Short task:
Identify all lines in the listing that include the word "placeholder", and copy them out.

Extracted data entries:
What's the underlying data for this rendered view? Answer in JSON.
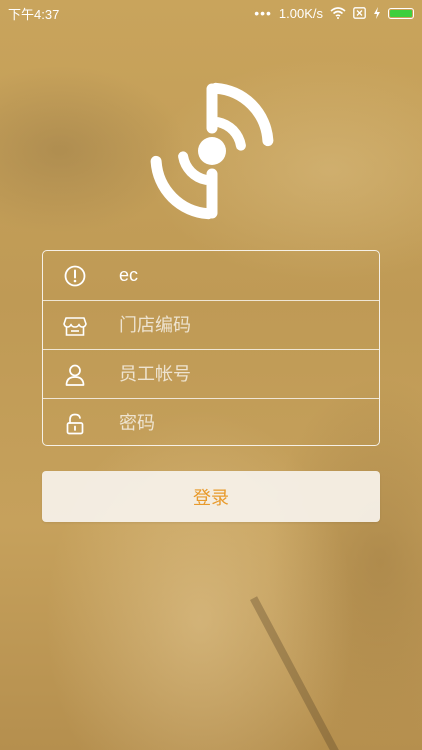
{
  "status_bar": {
    "time": "下午4:37",
    "dots": "•••",
    "speed": "1.00K/s",
    "wifi_icon": "wifi-icon",
    "sim_icon": "sim-off-icon",
    "charge_icon": "bolt-icon",
    "battery_icon": "battery-icon",
    "battery_color": "#3ecf3e"
  },
  "logo": {
    "icon": "target-logo-icon"
  },
  "form": {
    "fields": [
      {
        "icon": "info-icon",
        "value": "ec",
        "placeholder": ""
      },
      {
        "icon": "store-icon",
        "value": "",
        "placeholder": "门店编码"
      },
      {
        "icon": "user-icon",
        "value": "",
        "placeholder": "员工帐号"
      },
      {
        "icon": "lock-icon",
        "value": "",
        "placeholder": "密码"
      }
    ]
  },
  "login_button": {
    "label": "登录",
    "color": "#e89a2b"
  },
  "colors": {
    "background": "#c3a05a",
    "text": "#ffffff"
  }
}
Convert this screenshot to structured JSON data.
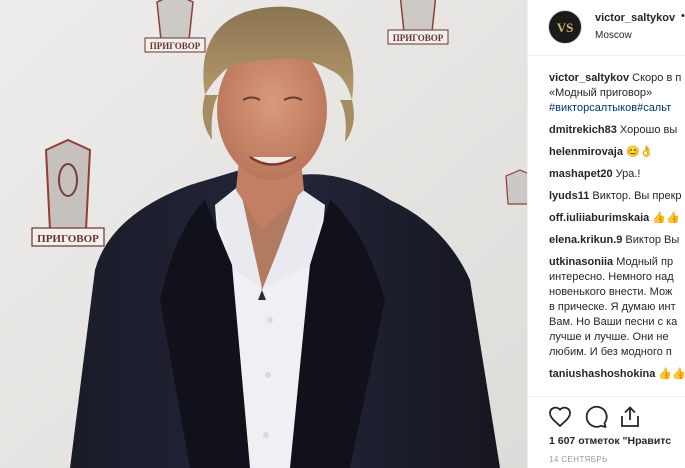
{
  "post": {
    "username": "victor_saltykov",
    "more": "•",
    "location": "Moscow",
    "avatar_text": "VS"
  },
  "photo": {
    "logo_text": "ПРИГОВОР"
  },
  "comments": [
    {
      "user": "victor_saltykov",
      "text": " Скоро в п",
      "cont": [
        "«Модный приговор»",
        "#викторсалтыков#сальт"
      ]
    },
    {
      "user": "dmitrekich83",
      "text": " Хорошо вы"
    },
    {
      "user": "helenmirovaja",
      "text": " 😊👌"
    },
    {
      "user": "mashapet20",
      "text": " Ура.!"
    },
    {
      "user": "lyuds11",
      "text": " Виктор. Вы прекр"
    },
    {
      "user": "off.iuliiaburimskaia",
      "text": " 👍👍"
    },
    {
      "user": "elena.krikun.9",
      "text": " Виктор Вы"
    },
    {
      "user": "utkinasoniia",
      "text": " Модный пр",
      "cont": [
        "интересно. Немного над",
        "новенького внести. Мож",
        "в прическе. Я думаю инт",
        "Вам. Но Ваши песни с ка",
        "лучше и лучше. Они не",
        "любим. И без модного п"
      ]
    },
    {
      "user": "taniushashoshokina",
      "text": " 👍👍"
    }
  ],
  "actions": {
    "likes": "1 607 отметок \"Нравитс",
    "date": "14 СЕНТЯБРЬ"
  }
}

Finished answer:
        "placeholder": ""
        "placeholder": "门店编码"
        "placeholder": "员工帐号"
        "placeholder": "密码"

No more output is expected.